Understanding Heavy Metal Toxicity and Chelation
By Kelly Dorfman, MS, LN
Experts have long recognized heavy metal toxicity as a cause of or contributor to developmental delays. Recently mercury has replaced lead as the primary culprit (See Mercury Chelation for Autism, New Developments, Vol. 6) because children readily accumulate high levels of mercury from mandatory immunizations.
How do we protect against heavy metal toxicity?
Resist absorption of heavy metals with a diet rich in anti-oxidants. Both a comprehensive nutritional supplement regimen and a healthy diet are essential. In a perfect world, one avoids absorbing lead and mercury altogether by taking in adequate amounts of anti-oxidants (such as vitamin C and selenium). Children on diets low in anti-oxidants (usually from a lack of fruits and vegetables), are much more likely to absorb poisons of all sorts. If several children are exposed to the same amount of heavy metal, the ones in the best nutritional shape will take in less and more efﬁciently excrete what is absorbed. This is why injected mercury does not affect all children in the same way.
What, exactly, is chelation?
Parents of children who are suffering from mercury toxicity are exploring chelation as a way to reduce heavy metal burden on the body. Derived from the Greek word for "claw", chelation is the process of chemically binding metal ions. Every mineral taken into the body (by food or supplement), must be bound to another substance before it can be properly utilized. Raw minerals are unstable. This instability is noted by the little 2+ often written after a mineral. (Calcium noted as "Ca2+" or lead as "Pb2+"). Calcium, lead, magnesium, mercury and some others have 2 unpaired electrons, indicated by the 2+. These 2 "unmarried" electrons so desperate to ﬁnd mates that almost any molecule short two electrons will do. Chelating agents are such molecules. The heaviest (and generally most toxic metals such as mercury, lead, nickel and cadmium) are the most "eligible". They bond to chelating agents ﬁrst.

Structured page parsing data

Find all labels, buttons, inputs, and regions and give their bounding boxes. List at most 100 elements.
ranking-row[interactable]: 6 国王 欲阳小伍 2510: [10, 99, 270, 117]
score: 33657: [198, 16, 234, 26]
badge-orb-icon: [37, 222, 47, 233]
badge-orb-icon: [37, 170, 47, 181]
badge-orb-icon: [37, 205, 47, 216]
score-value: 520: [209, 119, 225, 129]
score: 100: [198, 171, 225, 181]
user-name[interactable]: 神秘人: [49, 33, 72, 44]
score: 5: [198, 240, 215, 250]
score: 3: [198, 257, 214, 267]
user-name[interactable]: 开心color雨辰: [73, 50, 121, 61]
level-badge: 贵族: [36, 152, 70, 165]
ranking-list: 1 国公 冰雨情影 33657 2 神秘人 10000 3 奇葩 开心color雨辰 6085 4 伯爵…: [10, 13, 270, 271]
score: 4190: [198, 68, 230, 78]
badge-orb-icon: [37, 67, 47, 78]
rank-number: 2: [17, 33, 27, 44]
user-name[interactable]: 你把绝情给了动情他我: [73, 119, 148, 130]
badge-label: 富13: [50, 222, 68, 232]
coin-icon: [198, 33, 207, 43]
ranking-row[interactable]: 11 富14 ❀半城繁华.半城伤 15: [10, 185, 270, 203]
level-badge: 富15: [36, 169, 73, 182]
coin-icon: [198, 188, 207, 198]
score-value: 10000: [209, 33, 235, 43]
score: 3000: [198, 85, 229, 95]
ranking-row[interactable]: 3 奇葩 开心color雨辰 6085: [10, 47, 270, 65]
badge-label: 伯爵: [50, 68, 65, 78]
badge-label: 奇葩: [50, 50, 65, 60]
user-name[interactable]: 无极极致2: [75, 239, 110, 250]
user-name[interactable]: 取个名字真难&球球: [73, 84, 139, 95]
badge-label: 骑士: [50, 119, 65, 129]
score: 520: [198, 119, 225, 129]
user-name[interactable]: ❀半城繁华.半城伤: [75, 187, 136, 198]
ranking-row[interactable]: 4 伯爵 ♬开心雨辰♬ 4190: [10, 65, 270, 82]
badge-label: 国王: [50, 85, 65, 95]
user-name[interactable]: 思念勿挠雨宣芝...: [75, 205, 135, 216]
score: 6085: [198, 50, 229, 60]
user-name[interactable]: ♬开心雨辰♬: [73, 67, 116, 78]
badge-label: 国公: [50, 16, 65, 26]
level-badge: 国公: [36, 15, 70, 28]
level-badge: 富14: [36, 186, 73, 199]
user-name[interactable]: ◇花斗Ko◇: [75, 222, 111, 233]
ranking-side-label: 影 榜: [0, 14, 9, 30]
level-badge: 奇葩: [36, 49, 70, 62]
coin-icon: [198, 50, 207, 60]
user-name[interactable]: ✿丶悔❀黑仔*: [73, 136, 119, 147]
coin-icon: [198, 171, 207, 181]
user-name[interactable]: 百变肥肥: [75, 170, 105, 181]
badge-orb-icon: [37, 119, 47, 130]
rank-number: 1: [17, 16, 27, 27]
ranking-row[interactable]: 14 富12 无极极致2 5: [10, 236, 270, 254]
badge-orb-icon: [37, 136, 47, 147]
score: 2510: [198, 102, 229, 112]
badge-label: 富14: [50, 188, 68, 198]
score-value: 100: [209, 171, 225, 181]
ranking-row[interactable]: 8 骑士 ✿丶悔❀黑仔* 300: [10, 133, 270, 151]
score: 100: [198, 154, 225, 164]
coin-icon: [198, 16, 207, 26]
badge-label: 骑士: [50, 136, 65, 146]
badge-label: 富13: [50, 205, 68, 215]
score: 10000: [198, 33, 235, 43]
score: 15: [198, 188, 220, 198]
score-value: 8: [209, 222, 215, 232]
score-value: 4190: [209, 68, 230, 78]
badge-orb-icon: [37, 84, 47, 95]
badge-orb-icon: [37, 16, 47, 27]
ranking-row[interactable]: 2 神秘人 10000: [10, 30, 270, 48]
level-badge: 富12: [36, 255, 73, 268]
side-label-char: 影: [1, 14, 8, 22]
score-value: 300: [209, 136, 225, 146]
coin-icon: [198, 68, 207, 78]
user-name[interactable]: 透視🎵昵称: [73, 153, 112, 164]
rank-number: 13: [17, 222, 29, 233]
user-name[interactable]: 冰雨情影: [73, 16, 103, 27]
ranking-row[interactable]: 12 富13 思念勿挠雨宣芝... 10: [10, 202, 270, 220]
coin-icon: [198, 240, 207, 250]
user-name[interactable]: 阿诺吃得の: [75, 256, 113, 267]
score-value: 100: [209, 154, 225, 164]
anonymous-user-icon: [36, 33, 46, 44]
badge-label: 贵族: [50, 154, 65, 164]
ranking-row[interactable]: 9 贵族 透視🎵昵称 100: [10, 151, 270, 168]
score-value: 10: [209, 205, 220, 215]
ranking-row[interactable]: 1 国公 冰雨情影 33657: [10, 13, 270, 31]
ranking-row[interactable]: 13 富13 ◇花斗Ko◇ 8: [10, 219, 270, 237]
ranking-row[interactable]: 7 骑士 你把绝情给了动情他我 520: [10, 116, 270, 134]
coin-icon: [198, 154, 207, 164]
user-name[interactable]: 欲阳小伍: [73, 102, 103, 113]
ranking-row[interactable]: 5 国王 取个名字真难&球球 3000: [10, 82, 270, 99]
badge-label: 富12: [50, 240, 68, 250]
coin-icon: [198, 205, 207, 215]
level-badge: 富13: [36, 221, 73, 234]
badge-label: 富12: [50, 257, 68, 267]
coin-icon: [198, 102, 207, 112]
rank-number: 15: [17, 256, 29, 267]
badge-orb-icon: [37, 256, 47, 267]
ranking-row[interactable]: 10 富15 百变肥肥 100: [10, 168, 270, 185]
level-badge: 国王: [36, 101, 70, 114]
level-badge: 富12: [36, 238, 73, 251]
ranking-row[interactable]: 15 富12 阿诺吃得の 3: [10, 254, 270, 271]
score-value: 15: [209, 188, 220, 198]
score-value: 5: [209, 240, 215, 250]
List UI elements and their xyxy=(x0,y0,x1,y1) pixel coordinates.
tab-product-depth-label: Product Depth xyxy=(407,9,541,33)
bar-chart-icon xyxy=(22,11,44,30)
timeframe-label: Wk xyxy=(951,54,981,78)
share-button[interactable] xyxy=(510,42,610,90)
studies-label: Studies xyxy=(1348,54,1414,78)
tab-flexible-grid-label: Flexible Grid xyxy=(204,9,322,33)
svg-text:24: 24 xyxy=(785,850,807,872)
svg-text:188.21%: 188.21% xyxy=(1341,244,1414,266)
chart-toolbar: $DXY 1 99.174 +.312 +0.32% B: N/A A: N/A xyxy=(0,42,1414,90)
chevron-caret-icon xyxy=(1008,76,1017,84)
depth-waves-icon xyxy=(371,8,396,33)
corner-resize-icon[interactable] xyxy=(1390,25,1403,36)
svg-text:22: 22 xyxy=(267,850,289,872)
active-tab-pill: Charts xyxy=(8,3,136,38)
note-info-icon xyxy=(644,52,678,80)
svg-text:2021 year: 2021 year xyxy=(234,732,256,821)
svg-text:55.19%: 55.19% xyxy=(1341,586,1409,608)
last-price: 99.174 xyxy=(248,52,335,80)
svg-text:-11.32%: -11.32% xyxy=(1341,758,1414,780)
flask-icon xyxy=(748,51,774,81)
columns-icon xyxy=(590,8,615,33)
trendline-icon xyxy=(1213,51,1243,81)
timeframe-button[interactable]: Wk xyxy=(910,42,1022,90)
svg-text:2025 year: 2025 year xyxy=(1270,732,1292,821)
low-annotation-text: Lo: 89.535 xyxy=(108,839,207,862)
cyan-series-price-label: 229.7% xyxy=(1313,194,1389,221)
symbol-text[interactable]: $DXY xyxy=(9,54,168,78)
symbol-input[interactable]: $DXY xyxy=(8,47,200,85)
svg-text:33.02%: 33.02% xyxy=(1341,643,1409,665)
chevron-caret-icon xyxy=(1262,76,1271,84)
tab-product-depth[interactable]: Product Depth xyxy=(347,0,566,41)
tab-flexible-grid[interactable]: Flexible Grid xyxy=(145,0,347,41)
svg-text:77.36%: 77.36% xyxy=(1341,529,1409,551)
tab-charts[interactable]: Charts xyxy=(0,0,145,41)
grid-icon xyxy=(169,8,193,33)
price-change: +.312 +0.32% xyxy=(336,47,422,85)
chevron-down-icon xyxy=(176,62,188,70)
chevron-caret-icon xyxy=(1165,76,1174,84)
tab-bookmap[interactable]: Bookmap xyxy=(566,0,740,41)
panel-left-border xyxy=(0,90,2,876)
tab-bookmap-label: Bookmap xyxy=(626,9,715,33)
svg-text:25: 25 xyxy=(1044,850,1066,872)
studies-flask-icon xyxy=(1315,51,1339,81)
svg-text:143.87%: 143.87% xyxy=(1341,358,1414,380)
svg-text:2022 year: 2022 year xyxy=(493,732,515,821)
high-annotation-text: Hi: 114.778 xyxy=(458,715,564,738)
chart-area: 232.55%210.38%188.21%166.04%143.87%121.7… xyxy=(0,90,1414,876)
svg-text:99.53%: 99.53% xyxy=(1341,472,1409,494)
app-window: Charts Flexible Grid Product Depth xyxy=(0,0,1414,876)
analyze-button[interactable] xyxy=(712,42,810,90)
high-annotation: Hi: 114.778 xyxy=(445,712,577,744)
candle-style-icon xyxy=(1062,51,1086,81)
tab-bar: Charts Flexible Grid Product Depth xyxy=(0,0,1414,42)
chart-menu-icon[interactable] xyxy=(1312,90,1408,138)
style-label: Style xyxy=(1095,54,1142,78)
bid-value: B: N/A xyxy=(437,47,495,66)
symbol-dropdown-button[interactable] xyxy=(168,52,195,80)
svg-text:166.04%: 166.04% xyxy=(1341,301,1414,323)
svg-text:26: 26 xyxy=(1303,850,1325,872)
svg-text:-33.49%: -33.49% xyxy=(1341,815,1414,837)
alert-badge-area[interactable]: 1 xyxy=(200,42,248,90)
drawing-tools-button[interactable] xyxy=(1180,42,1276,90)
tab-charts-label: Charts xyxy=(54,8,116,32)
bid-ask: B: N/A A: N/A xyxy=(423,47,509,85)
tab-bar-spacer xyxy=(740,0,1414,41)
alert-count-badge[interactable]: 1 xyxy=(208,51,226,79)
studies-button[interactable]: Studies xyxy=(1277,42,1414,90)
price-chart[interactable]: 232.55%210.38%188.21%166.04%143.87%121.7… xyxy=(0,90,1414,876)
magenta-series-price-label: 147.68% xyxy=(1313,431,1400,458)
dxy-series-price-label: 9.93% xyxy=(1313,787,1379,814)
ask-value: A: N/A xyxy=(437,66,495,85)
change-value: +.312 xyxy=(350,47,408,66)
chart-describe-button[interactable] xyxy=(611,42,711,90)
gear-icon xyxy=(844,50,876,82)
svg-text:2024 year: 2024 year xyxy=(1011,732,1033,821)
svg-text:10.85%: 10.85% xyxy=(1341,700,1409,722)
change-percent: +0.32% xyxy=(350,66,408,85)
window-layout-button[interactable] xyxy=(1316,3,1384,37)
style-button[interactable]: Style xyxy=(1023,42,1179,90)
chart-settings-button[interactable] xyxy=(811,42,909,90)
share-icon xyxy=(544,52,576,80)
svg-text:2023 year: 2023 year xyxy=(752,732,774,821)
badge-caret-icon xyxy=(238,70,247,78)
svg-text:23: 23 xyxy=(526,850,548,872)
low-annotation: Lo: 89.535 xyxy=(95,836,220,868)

TRY IT
Continue the article on heavy metal toxicity and chelation, picking up directly after its final sentence.

RESPONSE AREA
What are the chelators?
Many different molecules act as chelators. Natural agents include the proteins glycine, methionine, cysteine, histidine, glutathione and taurine. Other anti-oxidants like vitamins A and C, selenium, and alpha-lipoic acid also have the chemical make-up to work as chelators. Substances found in cilantro, chlorella (algae), garlic, and sodium alginate also assist in the mobilization of metals. Finally the prescription drugs, DMSA and DMPS are, arguably, the strongest chelating agents.
What are the chelation options?
There are two schools of thought regarding chelation. The ﬁrst or "fast" school, argues that metals, particularly mercury, should be removed as quickly as possible using the strongest chelators. DMSA is the agent most recommended because it so strongly binds to mercury. Time is of the essence, they contend, given the vulnerability of young children to potentially permanent developmental issues. Proponents of fast chelation believe that less aggressive methods allow mercury to ﬂoat around and possibly settle in other tissues before being excreted.
Other practitioners suggest that slower, gentler chelation programs, utilizing food-based agents like cilantro, are safer. DMSA is hard on the kidneys, they note, and risky for young children. Some dentists, involved in mercury removal for decades, cite cases of people becoming violently sick when it is removed too quickly. Those in favor of fast chelation accept severe reactions as part of the healing process. Slow chelation programs protect children from violent withdrawal reactions by taking more time.
How do you protect the body during chelation?
Continue a diet rich in anti-oxidants. Many symptoms caused by toxic metals come from the proliferation of oxidative free radicals. Children who have been injured are at increased risk for trouble when the toxic metal is coming out if they are not taking sufﬁcient therapeutic doses of anti-oxidants. All safe heavy metal removal programs have free radical protection (anti-oxidants such as vitamins C and E, selenium and reduced-L-glutathione) and a rebuilding component.
Which method should I choose?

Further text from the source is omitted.